**Data**
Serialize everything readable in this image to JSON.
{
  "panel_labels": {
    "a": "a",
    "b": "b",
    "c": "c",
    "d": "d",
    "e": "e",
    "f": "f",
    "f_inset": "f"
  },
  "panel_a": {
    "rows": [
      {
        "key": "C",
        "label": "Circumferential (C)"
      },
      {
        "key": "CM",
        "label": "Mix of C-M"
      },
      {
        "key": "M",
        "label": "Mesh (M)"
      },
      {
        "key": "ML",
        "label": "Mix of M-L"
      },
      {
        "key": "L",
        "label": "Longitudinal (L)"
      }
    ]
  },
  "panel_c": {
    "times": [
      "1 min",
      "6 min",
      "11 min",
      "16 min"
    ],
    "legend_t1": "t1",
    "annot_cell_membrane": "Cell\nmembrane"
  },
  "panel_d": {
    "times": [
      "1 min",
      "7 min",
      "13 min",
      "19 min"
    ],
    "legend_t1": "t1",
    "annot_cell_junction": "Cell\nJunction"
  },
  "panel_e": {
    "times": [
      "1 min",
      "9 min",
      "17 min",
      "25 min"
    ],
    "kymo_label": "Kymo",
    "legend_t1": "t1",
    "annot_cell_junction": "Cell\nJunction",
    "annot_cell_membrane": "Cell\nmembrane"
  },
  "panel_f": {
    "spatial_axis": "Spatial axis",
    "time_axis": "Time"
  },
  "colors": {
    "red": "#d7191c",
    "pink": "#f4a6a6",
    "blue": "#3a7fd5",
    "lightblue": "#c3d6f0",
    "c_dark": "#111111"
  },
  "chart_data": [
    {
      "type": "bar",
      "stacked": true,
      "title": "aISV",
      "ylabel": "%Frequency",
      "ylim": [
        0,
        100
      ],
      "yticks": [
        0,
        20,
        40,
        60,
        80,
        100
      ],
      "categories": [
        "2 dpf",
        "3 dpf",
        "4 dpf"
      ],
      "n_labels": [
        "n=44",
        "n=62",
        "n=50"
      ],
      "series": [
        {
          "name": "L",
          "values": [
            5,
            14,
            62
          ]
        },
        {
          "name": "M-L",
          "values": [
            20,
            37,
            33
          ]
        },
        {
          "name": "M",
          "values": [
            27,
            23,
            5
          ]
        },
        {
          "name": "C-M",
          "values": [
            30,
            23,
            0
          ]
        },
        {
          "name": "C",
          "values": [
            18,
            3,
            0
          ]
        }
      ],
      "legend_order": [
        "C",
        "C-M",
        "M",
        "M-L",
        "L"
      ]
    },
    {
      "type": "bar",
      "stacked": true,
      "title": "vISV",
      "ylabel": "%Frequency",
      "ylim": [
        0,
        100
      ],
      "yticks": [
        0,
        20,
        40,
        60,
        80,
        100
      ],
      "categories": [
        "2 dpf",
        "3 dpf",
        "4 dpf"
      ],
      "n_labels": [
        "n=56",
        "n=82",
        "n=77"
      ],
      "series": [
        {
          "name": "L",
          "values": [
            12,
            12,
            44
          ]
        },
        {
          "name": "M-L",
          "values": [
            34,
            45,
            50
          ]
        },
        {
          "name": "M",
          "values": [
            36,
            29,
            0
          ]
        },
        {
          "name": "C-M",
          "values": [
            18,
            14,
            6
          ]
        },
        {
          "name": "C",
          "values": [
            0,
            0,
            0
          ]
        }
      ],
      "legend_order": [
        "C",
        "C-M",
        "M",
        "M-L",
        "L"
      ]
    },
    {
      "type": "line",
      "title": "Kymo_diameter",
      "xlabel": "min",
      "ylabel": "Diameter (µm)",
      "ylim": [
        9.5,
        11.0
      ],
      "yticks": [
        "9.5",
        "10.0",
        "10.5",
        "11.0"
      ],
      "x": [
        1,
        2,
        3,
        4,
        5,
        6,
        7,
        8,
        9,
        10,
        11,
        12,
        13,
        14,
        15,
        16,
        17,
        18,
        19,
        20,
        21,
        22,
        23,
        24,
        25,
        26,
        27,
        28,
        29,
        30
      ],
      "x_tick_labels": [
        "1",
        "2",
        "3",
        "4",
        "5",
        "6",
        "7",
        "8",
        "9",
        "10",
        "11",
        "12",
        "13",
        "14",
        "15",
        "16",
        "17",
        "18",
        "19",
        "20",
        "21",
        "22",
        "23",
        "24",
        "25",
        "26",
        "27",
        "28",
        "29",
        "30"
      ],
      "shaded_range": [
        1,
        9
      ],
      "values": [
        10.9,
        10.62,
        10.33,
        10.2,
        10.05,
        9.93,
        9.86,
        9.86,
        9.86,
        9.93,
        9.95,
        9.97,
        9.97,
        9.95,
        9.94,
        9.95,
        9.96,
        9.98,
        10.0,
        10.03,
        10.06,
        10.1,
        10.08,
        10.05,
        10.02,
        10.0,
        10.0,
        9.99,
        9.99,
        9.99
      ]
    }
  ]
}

**Written task**
Recopy the entries above exactly, with every line included.

**Result of the task**
Serialize everything readable in this image to JSON.
{
  "panel_labels": {
    "a": "a",
    "b": "b",
    "c": "c",
    "d": "d",
    "e": "e",
    "f": "f",
    "f_inset": "f"
  },
  "panel_a": {
    "rows": [
      {
        "key": "C",
        "label": "Circumferential (C)"
      },
      {
        "key": "CM",
        "label": "Mix of C-M"
      },
      {
        "key": "M",
        "label": "Mesh (M)"
      },
      {
        "key": "ML",
        "label": "Mix of M-L"
      },
      {
        "key": "L",
        "label": "Longitudinal (L)"
      }
    ]
  },
  "panel_c": {
    "times": [
      "1 min",
      "6 min",
      "11 min",
      "16 min"
    ],
    "legend_t1": "t1",
    "annot_cell_membrane": "Cell\nmembrane"
  },
  "panel_d": {
    "times": [
      "1 min",
      "7 min",
      "13 min",
      "19 min"
    ],
    "legend_t1": "t1",
    "annot_cell_junction": "Cell\nJunction"
  },
  "panel_e": {
    "times": [
      "1 min",
      "9 min",
      "17 min",
      "25 min"
    ],
    "kymo_label": "Kymo",
    "legend_t1": "t1",
    "annot_cell_junction": "Cell\nJunction",
    "annot_cell_membrane": "Cell\nmembrane"
  },
  "panel_f": {
    "spatial_axis": "Spatial axis",
    "time_axis": "Time"
  },
  "colors": {
    "red": "#d7191c",
    "pink": "#f4a6a6",
    "blue": "#3a7fd5",
    "lightblue": "#c3d6f0",
    "c_dark": "#111111"
  },
  "chart_data": [
    {
      "type": "bar",
      "stacked": true,
      "title": "aISV",
      "ylabel": "%Frequency",
      "ylim": [
        0,
        100
      ],
      "yticks": [
        0,
        20,
        40,
        60,
        80,
        100
      ],
      "categories": [
        "2 dpf",
        "3 dpf",
        "4 dpf"
      ],
      "n_labels": [
        "n=44",
        "n=62",
        "n=50"
      ],
      "series": [
        {
          "name": "L",
          "values": [
            5,
            14,
            62
          ]
        },
        {
          "name": "M-L",
          "values": [
            20,
            37,
            33
          ]
        },
        {
          "name": "M",
          "values": [
            27,
            23,
            5
          ]
        },
        {
          "name": "C-M",
          "values": [
            30,
            23,
            0
          ]
        },
        {
          "name": "C",
          "values": [
            18,
            3,
            0
          ]
        }
      ],
      "legend_order": [
        "C",
        "C-M",
        "M",
        "M-L",
        "L"
      ]
    },
    {
      "type": "bar",
      "stacked": true,
      "title": "vISV",
      "ylabel": "%Frequency",
      "ylim": [
        0,
        100
      ],
      "yticks": [
        0,
        20,
        40,
        60,
        80,
        100
      ],
      "categories": [
        "2 dpf",
        "3 dpf",
        "4 dpf"
      ],
      "n_labels": [
        "n=56",
        "n=82",
        "n=77"
      ],
      "series": [
        {
          "name": "L",
          "values": [
            12,
            12,
            44
          ]
        },
        {
          "name": "M-L",
          "values": [
            34,
            45,
            50
          ]
        },
        {
          "name": "M",
          "values": [
            36,
            29,
            0
          ]
        },
        {
          "name": "C-M",
          "values": [
            18,
            14,
            6
          ]
        },
        {
          "name": "C",
          "values": [
            0,
            0,
            0
          ]
        }
      ],
      "legend_order": [
        "C",
        "C-M",
        "M",
        "M-L",
        "L"
      ]
    },
    {
      "type": "line",
      "title": "Kymo_diameter",
      "xlabel": "min",
      "ylabel": "Diameter (µm)",
      "ylim": [
        9.5,
        11.0
      ],
      "yticks": [
        "9.5",
        "10.0",
        "10.5",
        "11.0"
      ],
      "x": [
        1,
        2,
        3,
        4,
        5,
        6,
        7,
        8,
        9,
        10,
        11,
        12,
        13,
        14,
        15,
        16,
        17,
        18,
        19,
        20,
        21,
        22,
        23,
        24,
        25,
        26,
        27,
        28,
        29,
        30
      ],
      "x_tick_labels": [
        "1",
        "2",
        "3",
        "4",
        "5",
        "6",
        "7",
        "8",
        "9",
        "10",
        "11",
        "12",
        "13",
        "14",
        "15",
        "16",
        "17",
        "18",
        "19",
        "20",
        "21",
        "22",
        "23",
        "24",
        "25",
        "26",
        "27",
        "28",
        "29",
        "30"
      ],
      "shaded_range": [
        1,
        9
      ],
      "values": [
        10.9,
        10.62,
        10.33,
        10.2,
        10.05,
        9.93,
        9.86,
        9.86,
        9.86,
        9.93,
        9.95,
        9.97,
        9.97,
        9.95,
        9.94,
        9.95,
        9.96,
        9.98,
        10.0,
        10.03,
        10.06,
        10.1,
        10.08,
        10.05,
        10.02,
        10.0,
        10.0,
        9.99,
        9.99,
        9.99
      ]
    }
  ]
}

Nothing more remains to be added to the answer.